Using the listing below, extract each line that has the word "your" in it.

====

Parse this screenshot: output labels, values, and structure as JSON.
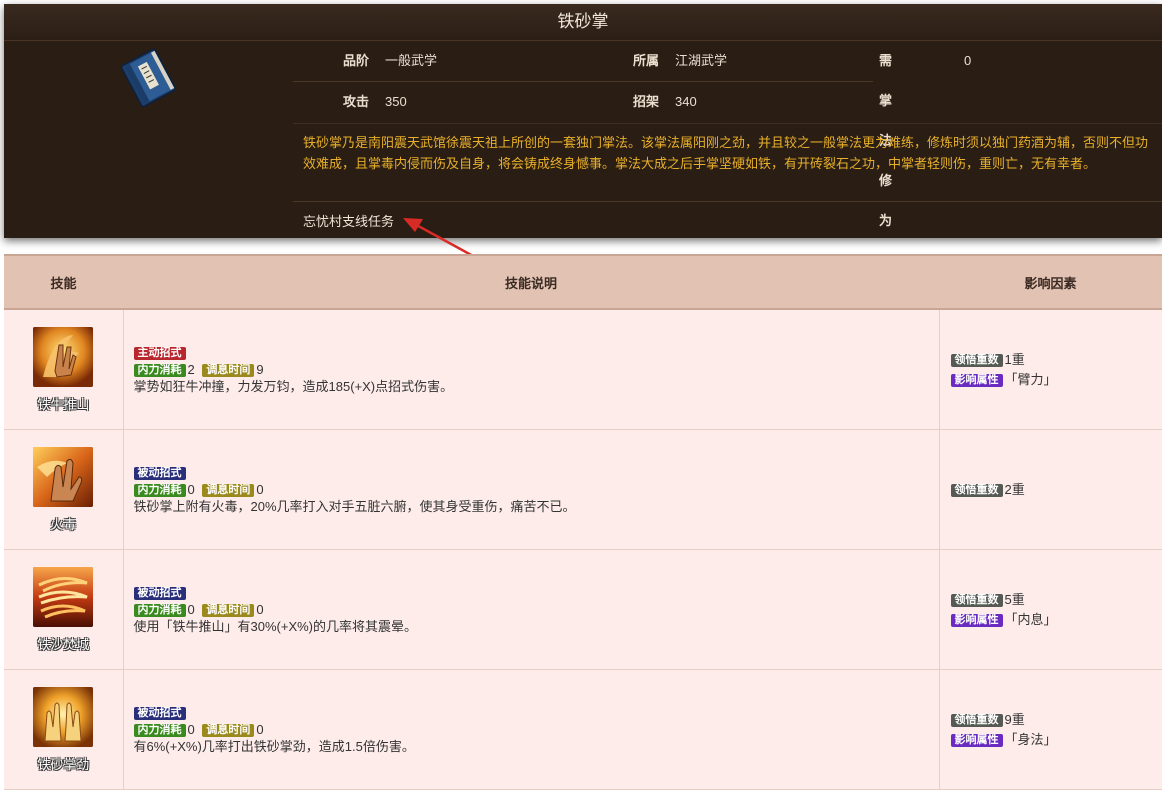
{
  "book": {
    "title": "铁砂掌",
    "icon": "blue-book-icon",
    "stats": {
      "grade_label": "品阶",
      "grade_value": "一般武学",
      "school_label": "所属",
      "school_value": "江湖武学",
      "req_label": "需掌法修为",
      "req_value": "0",
      "attack_label": "攻击",
      "attack_value": "350",
      "parry_label": "招架",
      "parry_value": "340"
    },
    "description": "铁砂掌乃是南阳震天武馆徐震天祖上所创的一套独门掌法。该掌法属阳刚之劲，并且较之一般掌法更为难练，修炼时须以独门药酒为辅，否则不但功效难成，且掌毒内侵而伤及自身，将会铸成终身憾事。掌法大成之后手掌坚硬如铁，有开砖裂石之功，中掌者轻则伤，重则亡，无有幸者。",
    "source": "忘忧村支线任务"
  },
  "table": {
    "headers": {
      "skill": "技能",
      "desc": "技能说明",
      "factors": "影响因素"
    },
    "rows": [
      {
        "name": "铁牛推山",
        "icon": "palm-push-fire-icon",
        "type_tag": "主动招式",
        "type_color": "#b8272e",
        "mp_label": "内力消耗",
        "mp_value": "2",
        "cd_label": "调息时间",
        "cd_value": "9",
        "text": "掌势如狂牛冲撞，力发万钧，造成185(+X)点招式伤害。",
        "level_label": "领悟重数",
        "level_value": "1重",
        "attr_label": "影响属性",
        "attr_value": "「臂力」"
      },
      {
        "name": "火毒",
        "icon": "palm-fire-poison-icon",
        "type_tag": "被动招式",
        "type_color": "#2a2f7a",
        "mp_label": "内力消耗",
        "mp_value": "0",
        "cd_label": "调息时间",
        "cd_value": "0",
        "text": "铁砂掌上附有火毒，20%几率打入对手五脏六腑，使其身受重伤，痛苦不已。",
        "level_label": "领悟重数",
        "level_value": "2重",
        "attr_label": "",
        "attr_value": ""
      },
      {
        "name": "铁沙焚城",
        "icon": "fire-vortex-icon",
        "type_tag": "被动招式",
        "type_color": "#2a2f7a",
        "mp_label": "内力消耗",
        "mp_value": "0",
        "cd_label": "调息时间",
        "cd_value": "0",
        "text": "使用「铁牛推山」有30%(+X%)的几率将其震晕。",
        "level_label": "领悟重数",
        "level_value": "5重",
        "attr_label": "影响属性",
        "attr_value": "「内息」"
      },
      {
        "name": "铁砂掌劲",
        "icon": "glowing-palms-icon",
        "type_tag": "被动招式",
        "type_color": "#2a2f7a",
        "mp_label": "内力消耗",
        "mp_value": "0",
        "cd_label": "调息时间",
        "cd_value": "0",
        "text": "有6%(+X%)几率打出铁砂掌劲，造成1.5倍伤害。",
        "level_label": "领悟重数",
        "level_value": "9重",
        "attr_label": "影响属性",
        "attr_value": "「身法」"
      }
    ]
  }
}
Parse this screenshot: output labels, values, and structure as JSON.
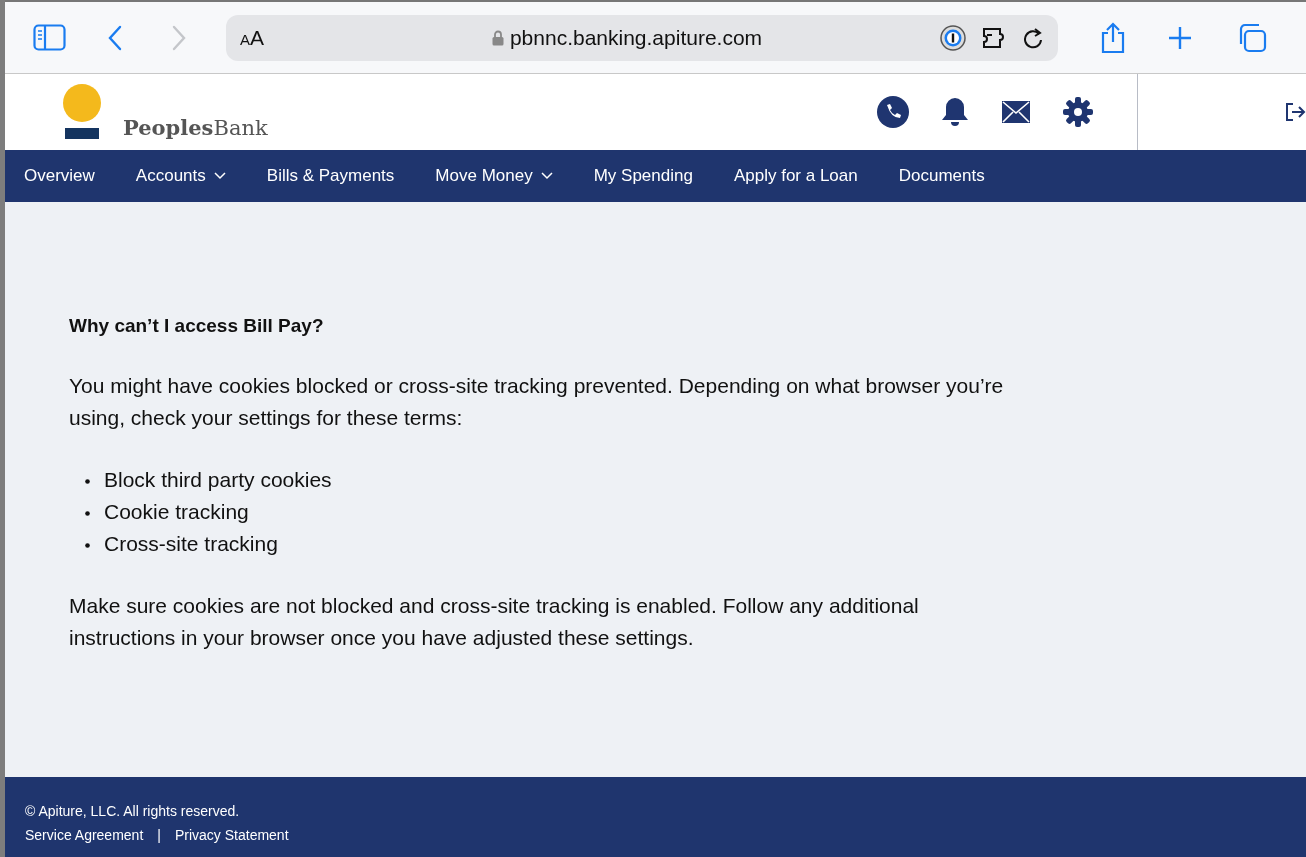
{
  "browser": {
    "text_size_button": "AA",
    "url": "pbnnc.banking.apiture.com"
  },
  "header": {
    "logo_bold": "Peoples",
    "logo_light": "Bank"
  },
  "nav": {
    "items": [
      {
        "label": "Overview",
        "dropdown": false
      },
      {
        "label": "Accounts",
        "dropdown": true
      },
      {
        "label": "Bills & Payments",
        "dropdown": false
      },
      {
        "label": "Move Money",
        "dropdown": true
      },
      {
        "label": "My Spending",
        "dropdown": false
      },
      {
        "label": "Apply for a Loan",
        "dropdown": false
      },
      {
        "label": "Documents",
        "dropdown": false
      }
    ]
  },
  "content": {
    "heading": "Why can’t I access Bill Pay?",
    "intro": "You might have cookies blocked or cross-site tracking prevented. Depending on what browser you’re using, check your settings for these terms:",
    "terms": [
      "Block third party cookies",
      "Cookie tracking",
      "Cross-site tracking"
    ],
    "outro": "Make sure cookies are not blocked and cross-site tracking is enabled. Follow any additional instructions in your browser once you have adjusted these settings."
  },
  "footer": {
    "copyright": "© Apiture, LLC. All rights reserved.",
    "links": [
      "Service Agreement",
      "Privacy Statement"
    ],
    "separator": "|"
  }
}
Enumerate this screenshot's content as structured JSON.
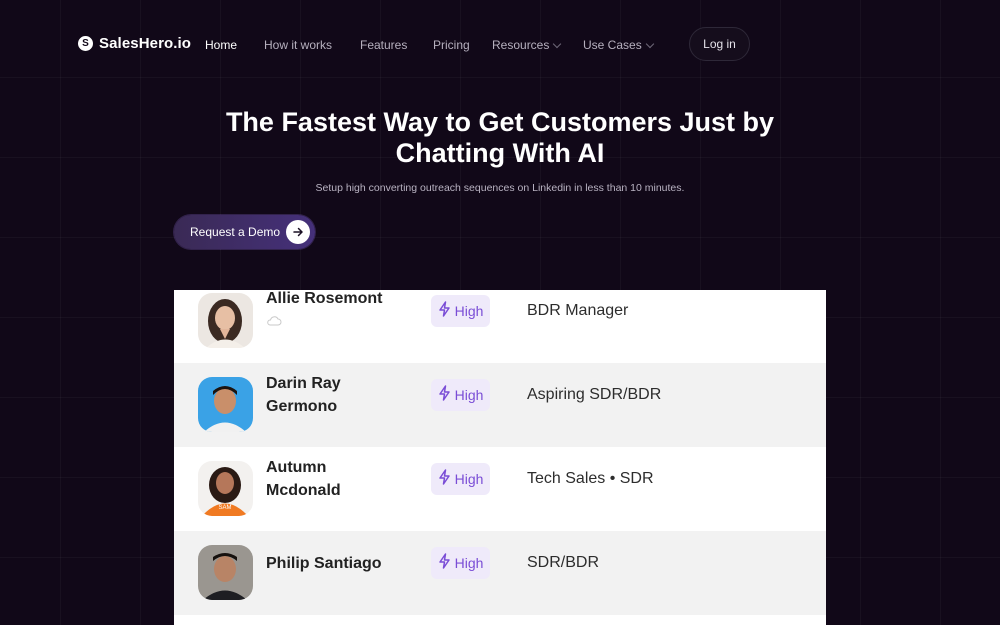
{
  "brand": {
    "name": "SalesHero.io",
    "logo_letter": "S"
  },
  "nav": {
    "items": [
      {
        "label": "Home"
      },
      {
        "label": "How it works"
      },
      {
        "label": "Features"
      },
      {
        "label": "Pricing"
      },
      {
        "label": "Resources"
      },
      {
        "label": "Use Cases"
      }
    ],
    "login": "Log in"
  },
  "hero": {
    "title_line1": "The Fastest Way to Get Customers Just by",
    "title_line2": "Chatting With AI",
    "subtitle": "Setup high converting outreach sequences on Linkedin in less than 10 minutes.",
    "cta": "Request a Demo"
  },
  "leads": [
    {
      "name": "Allie Rosemont",
      "priority": "High",
      "role": "BDR Manager"
    },
    {
      "name": "Darin Ray Germono",
      "priority": "High",
      "role": "Aspiring SDR/BDR"
    },
    {
      "name": "Autumn Mcdonald",
      "priority": "High",
      "role": "Tech Sales • SDR"
    },
    {
      "name": "Philip Santiago",
      "priority": "High",
      "role": "SDR/BDR"
    }
  ],
  "colors": {
    "background": "#110818",
    "accent": "#7a4dd6",
    "badge_bg": "#efeafa"
  }
}
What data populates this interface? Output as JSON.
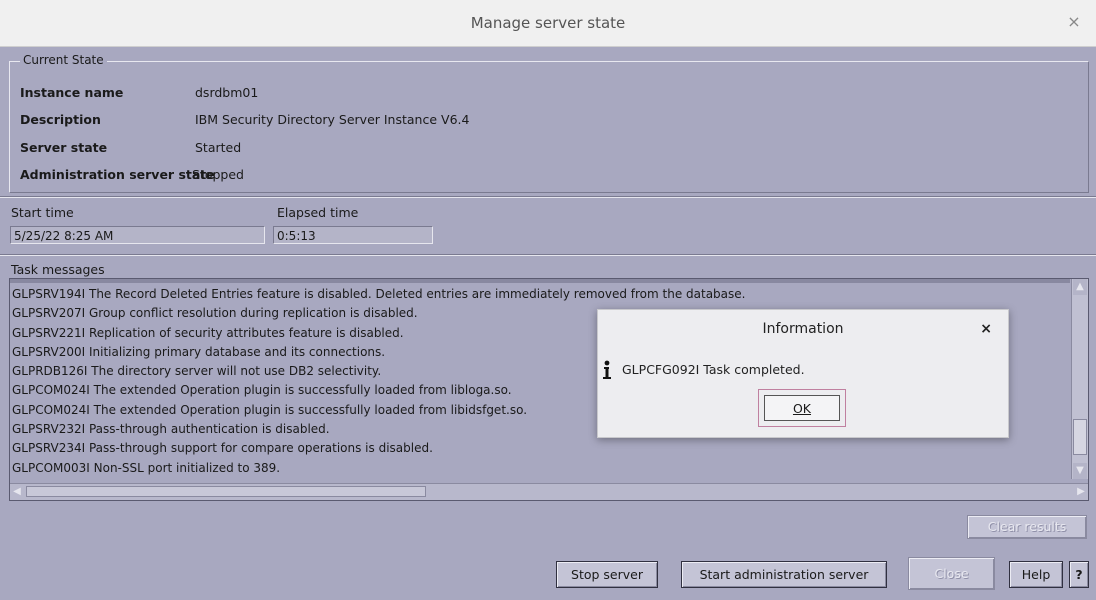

====

■ **Result of the task**:
    "intro": "You might have cookies blocked or cross-site tracking prevented. Depending on what browser you’re using, check your settings for these terms:",
    "outro": "Make sure cookies are not blocked and cross-site tracking is enabled. Follow any additional instructions in your browser once you have adjusted these settings."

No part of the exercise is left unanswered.